Task brief ▸ Please update the stretch of data from the start through the line containing "fullscreen-icon [337, 508, 349, 519]" by replacing "Ellipse Properties" with "Shape Properties", and return those lines with nothing else changed.

Stored records ▸
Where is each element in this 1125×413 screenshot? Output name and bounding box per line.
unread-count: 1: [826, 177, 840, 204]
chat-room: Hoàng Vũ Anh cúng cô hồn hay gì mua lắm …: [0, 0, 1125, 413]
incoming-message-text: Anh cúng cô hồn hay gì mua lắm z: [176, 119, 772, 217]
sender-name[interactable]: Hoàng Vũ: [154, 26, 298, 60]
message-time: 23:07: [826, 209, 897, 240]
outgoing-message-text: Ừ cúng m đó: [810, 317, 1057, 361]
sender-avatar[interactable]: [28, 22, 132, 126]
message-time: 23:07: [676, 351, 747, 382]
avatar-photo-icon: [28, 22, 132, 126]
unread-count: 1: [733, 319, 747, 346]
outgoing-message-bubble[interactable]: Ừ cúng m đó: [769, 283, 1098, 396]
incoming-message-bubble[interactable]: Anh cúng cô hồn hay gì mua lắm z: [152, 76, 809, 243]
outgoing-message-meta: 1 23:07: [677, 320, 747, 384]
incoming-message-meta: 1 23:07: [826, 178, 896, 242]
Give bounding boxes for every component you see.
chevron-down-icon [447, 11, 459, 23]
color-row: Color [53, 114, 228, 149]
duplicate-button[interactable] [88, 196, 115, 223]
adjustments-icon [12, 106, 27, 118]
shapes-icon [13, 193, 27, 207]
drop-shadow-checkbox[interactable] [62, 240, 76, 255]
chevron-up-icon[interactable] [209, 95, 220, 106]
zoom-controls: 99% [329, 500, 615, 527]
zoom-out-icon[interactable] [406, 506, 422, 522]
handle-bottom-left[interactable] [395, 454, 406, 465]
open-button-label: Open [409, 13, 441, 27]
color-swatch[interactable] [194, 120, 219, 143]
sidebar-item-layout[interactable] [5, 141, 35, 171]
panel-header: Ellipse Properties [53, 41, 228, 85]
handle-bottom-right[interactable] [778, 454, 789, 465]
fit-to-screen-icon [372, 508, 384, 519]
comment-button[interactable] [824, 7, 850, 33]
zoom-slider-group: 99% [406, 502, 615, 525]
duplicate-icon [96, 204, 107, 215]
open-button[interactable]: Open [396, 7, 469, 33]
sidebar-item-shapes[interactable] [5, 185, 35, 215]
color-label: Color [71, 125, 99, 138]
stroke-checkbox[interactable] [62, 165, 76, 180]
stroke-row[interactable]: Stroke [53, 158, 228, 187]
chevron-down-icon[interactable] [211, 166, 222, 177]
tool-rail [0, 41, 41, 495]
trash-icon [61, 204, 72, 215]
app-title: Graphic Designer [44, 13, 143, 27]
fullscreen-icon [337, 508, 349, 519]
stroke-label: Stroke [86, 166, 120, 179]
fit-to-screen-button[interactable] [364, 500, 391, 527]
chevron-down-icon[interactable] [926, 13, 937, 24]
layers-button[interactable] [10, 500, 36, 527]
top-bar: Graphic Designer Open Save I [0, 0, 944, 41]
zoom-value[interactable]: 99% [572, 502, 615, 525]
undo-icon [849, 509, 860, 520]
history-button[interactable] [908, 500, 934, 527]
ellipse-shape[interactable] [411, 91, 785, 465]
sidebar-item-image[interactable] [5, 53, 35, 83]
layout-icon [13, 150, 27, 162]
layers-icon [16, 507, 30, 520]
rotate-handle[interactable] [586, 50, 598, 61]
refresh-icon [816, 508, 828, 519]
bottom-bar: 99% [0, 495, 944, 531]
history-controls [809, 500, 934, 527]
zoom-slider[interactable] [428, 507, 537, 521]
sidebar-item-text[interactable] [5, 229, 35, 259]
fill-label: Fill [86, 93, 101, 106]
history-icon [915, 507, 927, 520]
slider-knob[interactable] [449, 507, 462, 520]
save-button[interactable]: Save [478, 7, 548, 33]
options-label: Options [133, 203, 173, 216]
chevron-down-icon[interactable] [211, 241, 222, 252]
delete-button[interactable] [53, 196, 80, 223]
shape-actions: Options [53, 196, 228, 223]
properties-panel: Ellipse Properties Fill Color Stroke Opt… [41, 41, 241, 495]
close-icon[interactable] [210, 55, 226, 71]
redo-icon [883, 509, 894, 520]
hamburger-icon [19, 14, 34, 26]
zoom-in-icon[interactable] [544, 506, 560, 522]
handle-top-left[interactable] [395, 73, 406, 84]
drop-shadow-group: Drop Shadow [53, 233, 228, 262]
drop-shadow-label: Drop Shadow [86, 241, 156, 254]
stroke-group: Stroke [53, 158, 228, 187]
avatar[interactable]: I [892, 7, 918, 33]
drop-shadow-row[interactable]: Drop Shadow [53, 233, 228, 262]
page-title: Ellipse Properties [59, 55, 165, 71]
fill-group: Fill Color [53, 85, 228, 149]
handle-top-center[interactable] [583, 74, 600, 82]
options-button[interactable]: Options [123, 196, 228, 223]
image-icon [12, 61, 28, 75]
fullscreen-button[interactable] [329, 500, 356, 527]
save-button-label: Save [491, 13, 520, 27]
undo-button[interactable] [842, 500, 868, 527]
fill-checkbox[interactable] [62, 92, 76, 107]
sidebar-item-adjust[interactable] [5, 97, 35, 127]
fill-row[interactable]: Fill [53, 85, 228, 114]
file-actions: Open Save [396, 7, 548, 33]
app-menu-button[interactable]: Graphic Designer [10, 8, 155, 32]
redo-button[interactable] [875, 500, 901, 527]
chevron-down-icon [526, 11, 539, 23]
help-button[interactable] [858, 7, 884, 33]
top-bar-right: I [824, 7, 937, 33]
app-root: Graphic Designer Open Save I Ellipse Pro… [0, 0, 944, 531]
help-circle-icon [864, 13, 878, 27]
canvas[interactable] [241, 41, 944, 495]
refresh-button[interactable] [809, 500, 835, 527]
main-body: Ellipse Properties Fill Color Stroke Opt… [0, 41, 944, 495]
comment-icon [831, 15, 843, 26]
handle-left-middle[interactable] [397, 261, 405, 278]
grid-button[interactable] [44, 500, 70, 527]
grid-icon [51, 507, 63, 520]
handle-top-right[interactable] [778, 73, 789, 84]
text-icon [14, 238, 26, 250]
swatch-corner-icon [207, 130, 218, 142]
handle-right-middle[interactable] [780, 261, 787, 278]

Complete answer ▸
Where is each element in this 1125×413 screenshot? Output name and bounding box per line.
unread-count: 1: [826, 177, 840, 204]
chat-room: Hoàng Vũ Anh cúng cô hồn hay gì mua lắm …: [0, 0, 1125, 413]
incoming-message-text: Anh cúng cô hồn hay gì mua lắm z: [176, 119, 772, 217]
sender-name[interactable]: Hoàng Vũ: [154, 26, 298, 60]
message-time: 23:07: [826, 209, 897, 240]
outgoing-message-text: Ừ cúng m đó: [810, 317, 1057, 361]
sender-avatar[interactable]: [28, 22, 132, 126]
message-time: 23:07: [676, 351, 747, 382]
avatar-photo-icon: [28, 22, 132, 126]
unread-count: 1: [733, 319, 747, 346]
outgoing-message-bubble[interactable]: Ừ cúng m đó: [769, 283, 1098, 396]
incoming-message-bubble[interactable]: Anh cúng cô hồn hay gì mua lắm z: [152, 76, 809, 243]
outgoing-message-meta: 1 23:07: [677, 320, 747, 384]
incoming-message-meta: 1 23:07: [826, 178, 896, 242]
Give bounding boxes for every component you see.
chevron-down-icon [447, 11, 459, 23]
color-row: Color [53, 114, 228, 149]
duplicate-button[interactable] [88, 196, 115, 223]
adjustments-icon [12, 106, 27, 118]
shapes-icon [13, 193, 27, 207]
drop-shadow-checkbox[interactable] [62, 240, 76, 255]
chevron-up-icon[interactable] [209, 95, 220, 106]
zoom-controls: 99% [329, 500, 615, 527]
zoom-out-icon[interactable] [406, 506, 422, 522]
handle-bottom-left[interactable] [395, 454, 406, 465]
open-button-label: Open [409, 13, 441, 27]
color-swatch[interactable] [194, 120, 219, 143]
sidebar-item-layout[interactable] [5, 141, 35, 171]
panel-header: Shape Properties [53, 41, 228, 85]
handle-bottom-right[interactable] [778, 454, 789, 465]
fit-to-screen-icon [372, 508, 384, 519]
comment-button[interactable] [824, 7, 850, 33]
zoom-slider-group: 99% [406, 502, 615, 525]
duplicate-icon [96, 204, 107, 215]
open-button[interactable]: Open [396, 7, 469, 33]
sidebar-item-shapes[interactable] [5, 185, 35, 215]
color-label: Color [71, 125, 99, 138]
stroke-checkbox[interactable] [62, 165, 76, 180]
stroke-row[interactable]: Stroke [53, 158, 228, 187]
chevron-down-icon[interactable] [211, 166, 222, 177]
tool-rail [0, 41, 41, 495]
trash-icon [61, 204, 72, 215]
app-title: Graphic Designer [44, 13, 143, 27]
fullscreen-icon [337, 508, 349, 519]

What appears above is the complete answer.